** start **
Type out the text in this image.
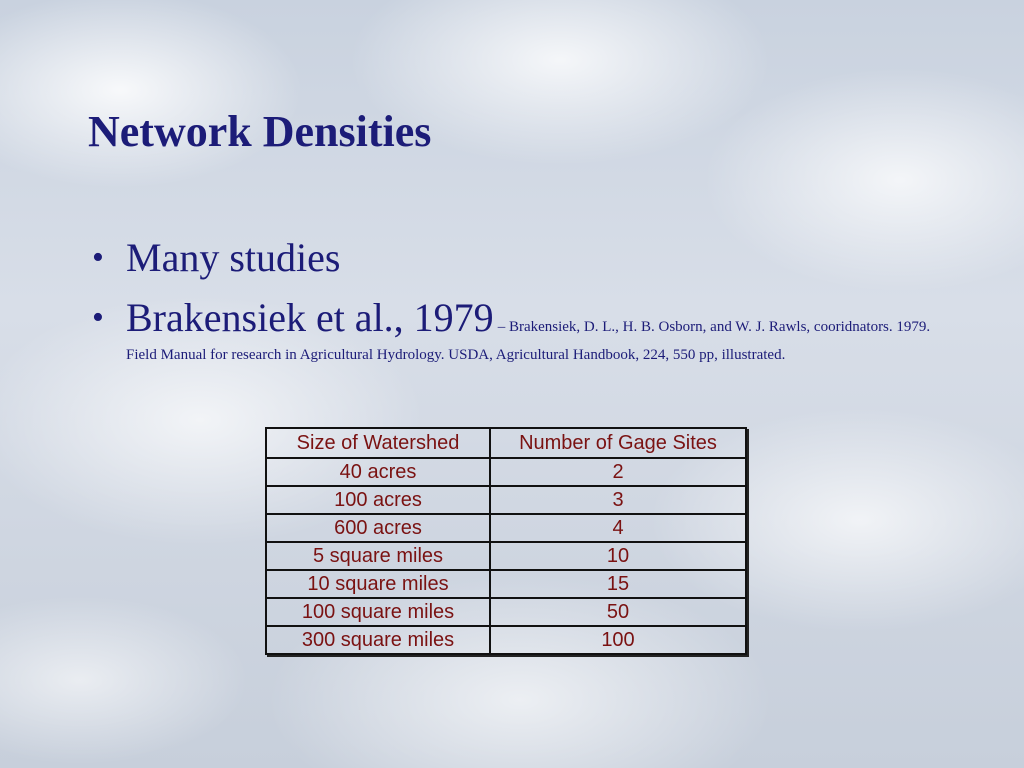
Network Densities
• Many studies
• Brakensiek et al., 1979 – Brakensiek, D. L., H. B. Osborn, and W. J. Rawls, cooridnators. 1979. Field Manual for research in Agricultural Hydrology. USDA, Agricultural Handbook, 224, 550 pp, illustrated.
Size of Watershed	Number of Gage Sites
40 acres	2
100 acres	3
600 acres	4
5 square miles	10
10 square miles	15
100 square miles	50
300 square miles	100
** end **
EXERCISE: Every line above should be returned word for word, with the pictures left behind.

COMPLETED EXERCISE:
Type out the text in this image.
Network Densities
• Many studies
• Brakensiek et al., 1979 – Brakensiek, D. L., H. B. Osborn, and W. J. Rawls, cooridnators. 1979. Field Manual for research in Agricultural Hydrology. USDA, Agricultural Handbook, 224, 550 pp, illustrated.
Size of Watershed	Number of Gage Sites
40 acres	2
100 acres	3
600 acres	4
5 square miles	10
10 square miles	15
100 square miles	50
300 square miles	100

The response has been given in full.